Records contained in a dataset:
--------------------------------------------------

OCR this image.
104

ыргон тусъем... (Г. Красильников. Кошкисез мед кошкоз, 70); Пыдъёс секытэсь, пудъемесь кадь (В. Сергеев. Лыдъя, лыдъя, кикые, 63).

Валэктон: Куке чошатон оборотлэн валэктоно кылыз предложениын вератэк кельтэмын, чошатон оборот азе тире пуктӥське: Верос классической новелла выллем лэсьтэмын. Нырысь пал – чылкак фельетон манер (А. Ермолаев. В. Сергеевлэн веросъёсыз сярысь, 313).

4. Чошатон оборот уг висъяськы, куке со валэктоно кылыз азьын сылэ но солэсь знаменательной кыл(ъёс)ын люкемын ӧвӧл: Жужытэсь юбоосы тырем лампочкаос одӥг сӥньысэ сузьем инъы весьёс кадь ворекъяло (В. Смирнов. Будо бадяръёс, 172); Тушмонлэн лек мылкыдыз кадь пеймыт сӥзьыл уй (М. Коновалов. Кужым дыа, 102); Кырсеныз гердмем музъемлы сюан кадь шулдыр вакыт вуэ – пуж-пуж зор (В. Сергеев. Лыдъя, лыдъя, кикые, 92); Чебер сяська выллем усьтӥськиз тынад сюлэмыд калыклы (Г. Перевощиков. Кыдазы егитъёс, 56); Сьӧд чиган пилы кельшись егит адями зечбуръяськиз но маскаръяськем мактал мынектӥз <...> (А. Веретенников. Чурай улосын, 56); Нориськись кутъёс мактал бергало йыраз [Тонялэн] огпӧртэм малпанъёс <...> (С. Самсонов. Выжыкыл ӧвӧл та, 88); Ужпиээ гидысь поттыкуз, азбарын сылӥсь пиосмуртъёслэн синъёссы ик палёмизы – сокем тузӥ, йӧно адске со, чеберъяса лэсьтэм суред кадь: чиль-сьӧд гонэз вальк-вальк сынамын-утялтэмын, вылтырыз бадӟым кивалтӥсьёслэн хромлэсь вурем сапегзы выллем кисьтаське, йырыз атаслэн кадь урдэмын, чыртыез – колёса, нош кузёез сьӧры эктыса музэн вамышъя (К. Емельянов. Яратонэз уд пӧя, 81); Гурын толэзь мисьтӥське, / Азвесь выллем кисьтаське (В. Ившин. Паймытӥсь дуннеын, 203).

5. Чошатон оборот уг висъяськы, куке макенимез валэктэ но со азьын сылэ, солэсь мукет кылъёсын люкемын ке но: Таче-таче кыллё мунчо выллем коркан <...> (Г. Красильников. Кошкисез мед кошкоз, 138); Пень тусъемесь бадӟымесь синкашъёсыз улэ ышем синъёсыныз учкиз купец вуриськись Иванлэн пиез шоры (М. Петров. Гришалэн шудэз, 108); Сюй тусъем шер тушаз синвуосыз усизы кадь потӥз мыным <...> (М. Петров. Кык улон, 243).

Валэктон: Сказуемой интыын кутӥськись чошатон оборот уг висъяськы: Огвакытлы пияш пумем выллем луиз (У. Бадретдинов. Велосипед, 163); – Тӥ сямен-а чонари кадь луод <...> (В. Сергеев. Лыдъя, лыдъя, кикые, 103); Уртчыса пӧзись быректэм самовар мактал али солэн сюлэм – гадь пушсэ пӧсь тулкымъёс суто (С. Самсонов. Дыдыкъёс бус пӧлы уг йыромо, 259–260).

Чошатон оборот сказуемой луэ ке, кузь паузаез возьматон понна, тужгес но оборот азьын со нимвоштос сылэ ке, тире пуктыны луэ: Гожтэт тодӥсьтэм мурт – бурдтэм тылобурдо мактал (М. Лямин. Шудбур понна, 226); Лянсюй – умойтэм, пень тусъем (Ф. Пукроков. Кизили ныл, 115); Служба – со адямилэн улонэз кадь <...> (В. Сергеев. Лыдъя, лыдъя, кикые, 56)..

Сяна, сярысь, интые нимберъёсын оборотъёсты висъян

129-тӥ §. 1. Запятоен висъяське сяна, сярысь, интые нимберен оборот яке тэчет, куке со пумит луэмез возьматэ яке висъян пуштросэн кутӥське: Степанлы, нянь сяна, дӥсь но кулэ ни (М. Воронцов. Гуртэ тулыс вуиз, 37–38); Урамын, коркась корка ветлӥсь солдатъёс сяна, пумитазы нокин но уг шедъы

--------------------------------------------------

PROBLEM REQUIREMENTS:
Pick out the lines above that hold the string "Красильников" and show them.

SOLVED EXERCISE:
ыргон тусъем... (Г. Красильников. Кошкисез мед кошкоз, 70); Пыдъёс секытэсь, пудъемесь кадь (В. Сергеев. Лыдъя, лыдъя, кикые, 63).
5. Чошатон оборот уг висъяськы, куке макенимез валэктэ но со азьын сылэ, солэсь мукет кылъёсын люкемын ке но: Таче-таче кыллё мунчо выллем коркан <...> (Г. Красильников. Кошкисез мед кошкоз, 138); Пень тусъемесь бадӟымесь синкашъёсыз улэ ышем синъёсыныз учкиз купец вуриськись Иванлэн пиез шоры (М. Петров. Гришалэн шудэз, 108); Сюй тусъем шер тушаз синвуосыз усизы кадь потӥз мыным <...> (М. Петров. Кык улон, 243).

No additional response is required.